● PROVIDED ENTRIES
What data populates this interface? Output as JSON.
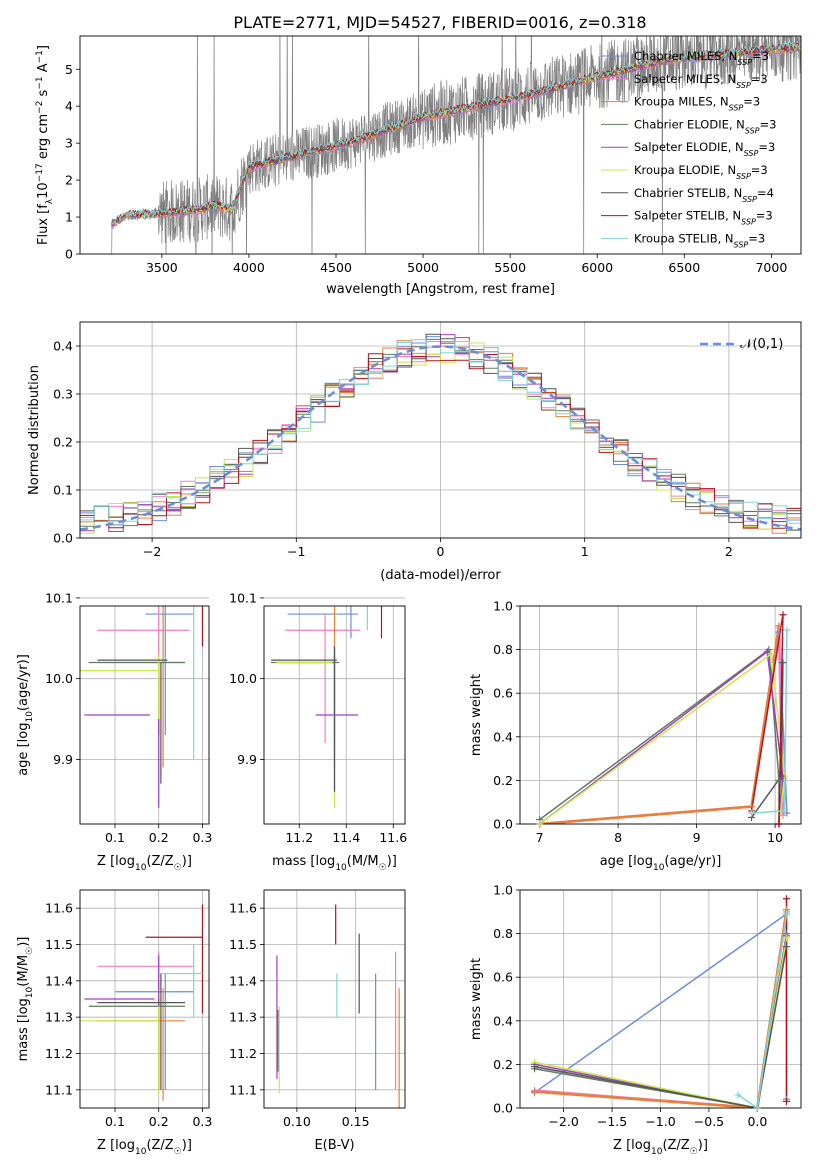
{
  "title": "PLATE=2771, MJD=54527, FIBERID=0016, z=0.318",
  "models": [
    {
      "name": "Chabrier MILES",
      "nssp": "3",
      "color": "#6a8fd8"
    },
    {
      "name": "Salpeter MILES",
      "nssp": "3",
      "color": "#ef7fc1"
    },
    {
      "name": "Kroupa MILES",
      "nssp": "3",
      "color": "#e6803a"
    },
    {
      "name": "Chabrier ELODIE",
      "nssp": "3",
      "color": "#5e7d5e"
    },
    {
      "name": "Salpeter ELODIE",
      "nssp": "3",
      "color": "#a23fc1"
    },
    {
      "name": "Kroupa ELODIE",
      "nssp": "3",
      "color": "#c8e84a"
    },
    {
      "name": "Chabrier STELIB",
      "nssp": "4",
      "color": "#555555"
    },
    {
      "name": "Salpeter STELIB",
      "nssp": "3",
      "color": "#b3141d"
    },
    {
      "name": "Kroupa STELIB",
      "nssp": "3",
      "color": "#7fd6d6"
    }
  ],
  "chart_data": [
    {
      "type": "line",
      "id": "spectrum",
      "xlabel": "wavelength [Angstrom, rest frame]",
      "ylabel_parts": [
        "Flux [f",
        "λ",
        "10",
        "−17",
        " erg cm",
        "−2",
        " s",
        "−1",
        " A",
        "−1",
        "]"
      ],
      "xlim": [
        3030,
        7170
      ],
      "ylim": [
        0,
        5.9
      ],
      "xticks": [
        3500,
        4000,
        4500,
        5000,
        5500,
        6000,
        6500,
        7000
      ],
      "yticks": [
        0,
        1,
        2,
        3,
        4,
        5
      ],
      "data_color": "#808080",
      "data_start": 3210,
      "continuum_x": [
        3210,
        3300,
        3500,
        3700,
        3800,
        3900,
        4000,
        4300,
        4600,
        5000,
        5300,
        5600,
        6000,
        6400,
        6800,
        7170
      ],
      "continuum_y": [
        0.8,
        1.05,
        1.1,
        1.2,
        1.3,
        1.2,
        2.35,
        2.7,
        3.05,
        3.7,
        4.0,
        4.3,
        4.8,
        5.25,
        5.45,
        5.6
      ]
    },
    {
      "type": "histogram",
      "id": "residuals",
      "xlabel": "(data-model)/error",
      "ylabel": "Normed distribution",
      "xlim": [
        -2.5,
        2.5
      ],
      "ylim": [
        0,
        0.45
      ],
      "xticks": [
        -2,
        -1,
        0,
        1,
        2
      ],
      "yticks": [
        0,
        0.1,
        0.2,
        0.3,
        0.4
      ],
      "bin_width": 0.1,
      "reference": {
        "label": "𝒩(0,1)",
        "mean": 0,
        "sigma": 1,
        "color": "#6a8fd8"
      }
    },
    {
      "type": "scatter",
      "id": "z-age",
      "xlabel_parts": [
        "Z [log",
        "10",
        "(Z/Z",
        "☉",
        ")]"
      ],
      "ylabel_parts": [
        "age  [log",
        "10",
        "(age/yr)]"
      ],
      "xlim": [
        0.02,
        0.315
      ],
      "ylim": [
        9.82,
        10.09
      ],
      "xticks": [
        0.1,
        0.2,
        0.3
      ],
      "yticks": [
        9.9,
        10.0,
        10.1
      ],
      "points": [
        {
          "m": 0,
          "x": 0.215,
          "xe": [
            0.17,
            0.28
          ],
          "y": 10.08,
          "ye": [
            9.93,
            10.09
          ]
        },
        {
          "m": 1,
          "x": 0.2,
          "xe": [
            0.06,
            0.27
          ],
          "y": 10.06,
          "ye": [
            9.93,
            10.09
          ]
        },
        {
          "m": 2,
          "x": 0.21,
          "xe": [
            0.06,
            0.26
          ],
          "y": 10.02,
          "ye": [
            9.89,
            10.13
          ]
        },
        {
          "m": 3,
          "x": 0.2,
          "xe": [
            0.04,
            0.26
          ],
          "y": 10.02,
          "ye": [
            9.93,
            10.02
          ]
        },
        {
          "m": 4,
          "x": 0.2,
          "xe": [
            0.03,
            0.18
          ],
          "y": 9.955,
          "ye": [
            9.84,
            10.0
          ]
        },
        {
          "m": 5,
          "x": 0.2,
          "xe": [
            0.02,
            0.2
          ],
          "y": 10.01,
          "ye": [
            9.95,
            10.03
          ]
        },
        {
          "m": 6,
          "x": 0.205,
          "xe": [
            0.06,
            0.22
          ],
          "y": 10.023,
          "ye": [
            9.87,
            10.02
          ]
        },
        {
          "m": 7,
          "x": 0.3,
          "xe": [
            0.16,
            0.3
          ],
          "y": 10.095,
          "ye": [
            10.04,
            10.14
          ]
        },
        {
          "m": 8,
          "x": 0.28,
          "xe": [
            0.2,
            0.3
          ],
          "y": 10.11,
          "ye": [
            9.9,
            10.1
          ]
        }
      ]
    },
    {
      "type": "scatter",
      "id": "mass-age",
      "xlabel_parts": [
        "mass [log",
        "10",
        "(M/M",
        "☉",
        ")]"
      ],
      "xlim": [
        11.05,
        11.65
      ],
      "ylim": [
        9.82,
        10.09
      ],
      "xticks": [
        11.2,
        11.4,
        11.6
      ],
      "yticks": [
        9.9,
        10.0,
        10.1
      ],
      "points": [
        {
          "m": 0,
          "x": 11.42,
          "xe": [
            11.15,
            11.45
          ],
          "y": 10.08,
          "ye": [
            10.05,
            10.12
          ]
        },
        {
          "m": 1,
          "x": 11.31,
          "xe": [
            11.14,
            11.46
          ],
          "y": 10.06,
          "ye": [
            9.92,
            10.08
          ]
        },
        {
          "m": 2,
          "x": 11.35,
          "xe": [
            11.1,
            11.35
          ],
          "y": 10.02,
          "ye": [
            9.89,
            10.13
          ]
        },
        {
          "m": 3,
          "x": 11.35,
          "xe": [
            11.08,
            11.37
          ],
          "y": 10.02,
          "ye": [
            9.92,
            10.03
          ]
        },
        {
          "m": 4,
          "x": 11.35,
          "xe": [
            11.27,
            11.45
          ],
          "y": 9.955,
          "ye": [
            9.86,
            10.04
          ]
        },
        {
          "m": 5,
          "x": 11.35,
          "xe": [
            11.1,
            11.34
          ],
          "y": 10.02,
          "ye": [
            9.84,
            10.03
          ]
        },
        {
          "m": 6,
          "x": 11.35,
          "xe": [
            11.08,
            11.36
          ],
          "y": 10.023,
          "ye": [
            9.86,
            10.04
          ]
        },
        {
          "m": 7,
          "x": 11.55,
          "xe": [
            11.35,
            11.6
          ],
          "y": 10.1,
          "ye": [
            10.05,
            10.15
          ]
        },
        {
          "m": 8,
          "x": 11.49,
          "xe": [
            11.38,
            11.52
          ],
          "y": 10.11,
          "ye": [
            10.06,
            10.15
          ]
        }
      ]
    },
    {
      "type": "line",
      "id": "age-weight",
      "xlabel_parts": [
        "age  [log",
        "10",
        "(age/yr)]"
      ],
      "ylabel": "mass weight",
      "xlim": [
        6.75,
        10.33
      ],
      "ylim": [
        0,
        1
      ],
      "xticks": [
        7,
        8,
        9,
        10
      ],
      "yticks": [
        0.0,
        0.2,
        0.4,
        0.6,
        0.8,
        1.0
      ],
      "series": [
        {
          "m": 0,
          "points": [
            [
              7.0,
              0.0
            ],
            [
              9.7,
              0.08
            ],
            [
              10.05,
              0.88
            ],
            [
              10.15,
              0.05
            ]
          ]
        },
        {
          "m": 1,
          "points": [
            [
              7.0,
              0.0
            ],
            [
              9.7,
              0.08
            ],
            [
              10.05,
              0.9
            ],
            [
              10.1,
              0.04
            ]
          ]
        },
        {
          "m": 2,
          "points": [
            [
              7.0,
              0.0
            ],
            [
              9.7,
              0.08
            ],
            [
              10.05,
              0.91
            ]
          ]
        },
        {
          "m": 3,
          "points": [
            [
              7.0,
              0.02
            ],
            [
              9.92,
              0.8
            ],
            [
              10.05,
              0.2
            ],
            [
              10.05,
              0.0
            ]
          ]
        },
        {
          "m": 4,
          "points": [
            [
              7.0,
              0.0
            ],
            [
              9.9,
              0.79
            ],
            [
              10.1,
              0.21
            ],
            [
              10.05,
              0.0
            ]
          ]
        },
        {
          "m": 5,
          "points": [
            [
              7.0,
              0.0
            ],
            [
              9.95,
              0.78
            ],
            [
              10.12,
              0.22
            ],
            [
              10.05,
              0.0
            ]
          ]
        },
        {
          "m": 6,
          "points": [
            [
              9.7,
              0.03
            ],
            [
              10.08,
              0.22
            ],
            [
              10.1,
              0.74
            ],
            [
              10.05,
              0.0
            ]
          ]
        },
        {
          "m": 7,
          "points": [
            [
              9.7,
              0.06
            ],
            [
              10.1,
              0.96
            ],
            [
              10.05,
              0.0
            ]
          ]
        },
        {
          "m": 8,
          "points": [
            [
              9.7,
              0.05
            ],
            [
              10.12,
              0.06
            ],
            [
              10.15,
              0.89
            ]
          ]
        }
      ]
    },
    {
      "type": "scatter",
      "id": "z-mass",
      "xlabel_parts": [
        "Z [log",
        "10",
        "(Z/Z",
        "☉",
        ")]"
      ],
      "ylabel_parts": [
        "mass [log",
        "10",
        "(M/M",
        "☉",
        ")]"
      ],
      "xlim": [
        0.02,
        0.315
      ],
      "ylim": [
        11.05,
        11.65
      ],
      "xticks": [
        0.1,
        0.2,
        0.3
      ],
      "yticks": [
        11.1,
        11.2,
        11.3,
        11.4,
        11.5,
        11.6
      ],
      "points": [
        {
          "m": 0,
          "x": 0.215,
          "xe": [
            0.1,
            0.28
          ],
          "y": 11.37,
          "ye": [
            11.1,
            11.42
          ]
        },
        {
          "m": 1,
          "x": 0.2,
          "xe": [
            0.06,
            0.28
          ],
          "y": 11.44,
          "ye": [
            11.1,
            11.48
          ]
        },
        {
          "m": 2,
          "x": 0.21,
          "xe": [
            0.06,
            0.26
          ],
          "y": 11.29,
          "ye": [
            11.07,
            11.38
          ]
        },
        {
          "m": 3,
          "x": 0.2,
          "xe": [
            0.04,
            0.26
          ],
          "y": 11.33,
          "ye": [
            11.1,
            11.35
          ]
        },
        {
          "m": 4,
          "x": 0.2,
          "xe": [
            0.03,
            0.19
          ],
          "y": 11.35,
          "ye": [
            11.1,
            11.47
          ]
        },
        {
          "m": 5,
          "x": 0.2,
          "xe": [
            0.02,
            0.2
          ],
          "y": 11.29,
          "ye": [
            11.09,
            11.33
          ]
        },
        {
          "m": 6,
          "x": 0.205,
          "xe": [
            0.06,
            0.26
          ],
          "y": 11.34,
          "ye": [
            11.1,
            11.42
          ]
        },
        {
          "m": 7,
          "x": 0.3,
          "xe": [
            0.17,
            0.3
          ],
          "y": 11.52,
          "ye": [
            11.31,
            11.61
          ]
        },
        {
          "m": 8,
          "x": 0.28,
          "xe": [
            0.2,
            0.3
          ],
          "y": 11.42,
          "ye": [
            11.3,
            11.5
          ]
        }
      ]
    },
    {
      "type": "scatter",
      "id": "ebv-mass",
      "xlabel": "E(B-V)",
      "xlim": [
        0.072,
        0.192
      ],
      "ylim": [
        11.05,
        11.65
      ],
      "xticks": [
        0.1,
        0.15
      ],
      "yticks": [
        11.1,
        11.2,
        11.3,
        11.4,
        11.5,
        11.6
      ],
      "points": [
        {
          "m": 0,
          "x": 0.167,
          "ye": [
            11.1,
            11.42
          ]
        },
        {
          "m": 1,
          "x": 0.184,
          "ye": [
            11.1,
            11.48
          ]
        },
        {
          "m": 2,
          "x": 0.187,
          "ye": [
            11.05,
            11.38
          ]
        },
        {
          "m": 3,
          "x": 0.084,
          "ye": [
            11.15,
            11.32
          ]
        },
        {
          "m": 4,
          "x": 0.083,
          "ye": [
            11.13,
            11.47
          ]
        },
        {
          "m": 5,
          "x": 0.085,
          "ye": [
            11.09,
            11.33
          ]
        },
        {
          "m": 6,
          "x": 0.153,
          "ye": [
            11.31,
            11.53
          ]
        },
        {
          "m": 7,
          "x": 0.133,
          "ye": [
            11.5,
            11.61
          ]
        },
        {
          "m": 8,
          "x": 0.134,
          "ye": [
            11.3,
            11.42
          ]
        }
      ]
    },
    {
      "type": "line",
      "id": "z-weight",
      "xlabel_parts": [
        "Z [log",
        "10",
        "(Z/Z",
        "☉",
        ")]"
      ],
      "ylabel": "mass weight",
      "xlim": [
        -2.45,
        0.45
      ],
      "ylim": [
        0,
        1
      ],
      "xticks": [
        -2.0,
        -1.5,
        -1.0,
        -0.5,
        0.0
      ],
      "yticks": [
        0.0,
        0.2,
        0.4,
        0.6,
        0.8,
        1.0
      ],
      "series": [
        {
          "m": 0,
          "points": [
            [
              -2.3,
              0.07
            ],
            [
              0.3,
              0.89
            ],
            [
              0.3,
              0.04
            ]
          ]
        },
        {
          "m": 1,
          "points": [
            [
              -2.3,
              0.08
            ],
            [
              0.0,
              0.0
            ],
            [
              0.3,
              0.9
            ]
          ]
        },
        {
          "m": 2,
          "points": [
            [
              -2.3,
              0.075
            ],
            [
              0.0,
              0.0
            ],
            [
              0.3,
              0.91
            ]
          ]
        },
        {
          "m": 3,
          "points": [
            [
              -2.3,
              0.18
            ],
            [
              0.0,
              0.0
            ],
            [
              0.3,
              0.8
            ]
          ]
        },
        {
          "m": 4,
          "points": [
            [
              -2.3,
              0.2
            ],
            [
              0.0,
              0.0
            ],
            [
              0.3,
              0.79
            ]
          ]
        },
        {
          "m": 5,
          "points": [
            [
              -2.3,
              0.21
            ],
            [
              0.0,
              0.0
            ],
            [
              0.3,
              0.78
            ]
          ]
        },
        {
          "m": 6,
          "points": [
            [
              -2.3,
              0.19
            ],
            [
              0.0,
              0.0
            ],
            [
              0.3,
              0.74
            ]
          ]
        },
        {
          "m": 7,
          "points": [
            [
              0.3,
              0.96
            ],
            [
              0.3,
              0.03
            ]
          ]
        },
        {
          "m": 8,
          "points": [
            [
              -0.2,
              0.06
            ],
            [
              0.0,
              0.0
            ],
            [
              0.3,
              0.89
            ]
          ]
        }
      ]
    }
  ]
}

--

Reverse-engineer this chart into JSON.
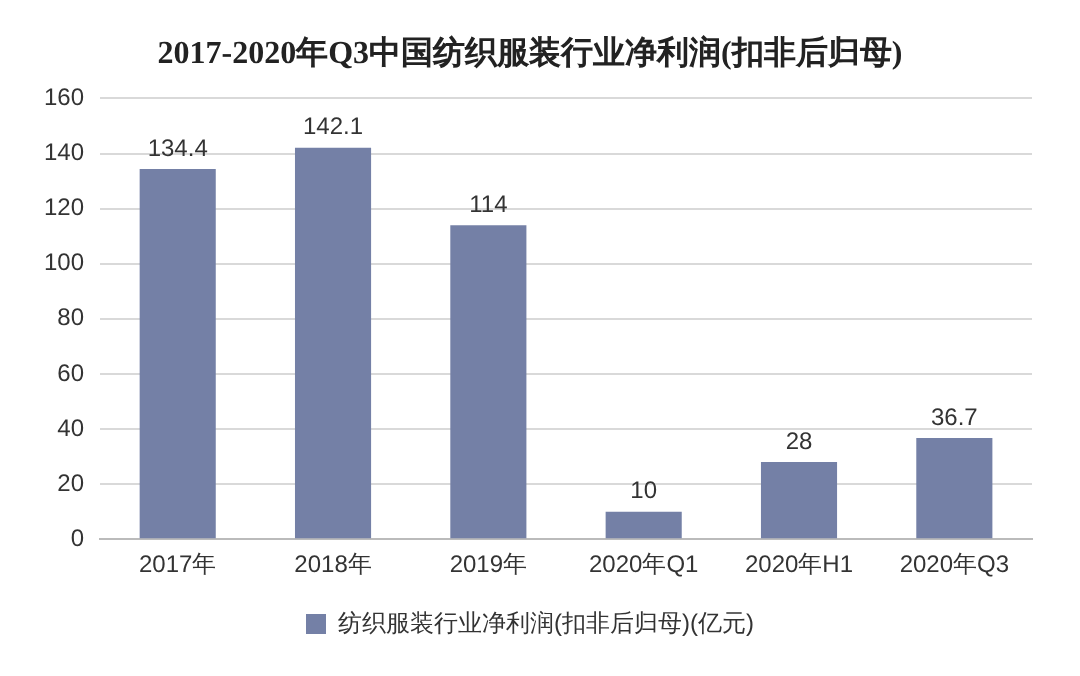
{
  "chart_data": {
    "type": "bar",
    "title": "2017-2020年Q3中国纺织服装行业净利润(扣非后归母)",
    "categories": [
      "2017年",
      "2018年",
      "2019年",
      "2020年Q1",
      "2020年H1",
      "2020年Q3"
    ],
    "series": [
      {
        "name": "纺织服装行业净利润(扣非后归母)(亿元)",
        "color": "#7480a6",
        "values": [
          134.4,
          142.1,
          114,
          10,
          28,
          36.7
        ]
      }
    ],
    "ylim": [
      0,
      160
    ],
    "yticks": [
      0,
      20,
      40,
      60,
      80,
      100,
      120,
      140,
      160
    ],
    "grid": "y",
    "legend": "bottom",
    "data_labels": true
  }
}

● REQUEST
Pick out every line above that holds the word "MILES" and copy it.

● RESPONSE TO THIS EXERCISE
      "name": "Chabrier MILES",
      "name": "Salpeter MILES",
      "name": "Kroupa MILES",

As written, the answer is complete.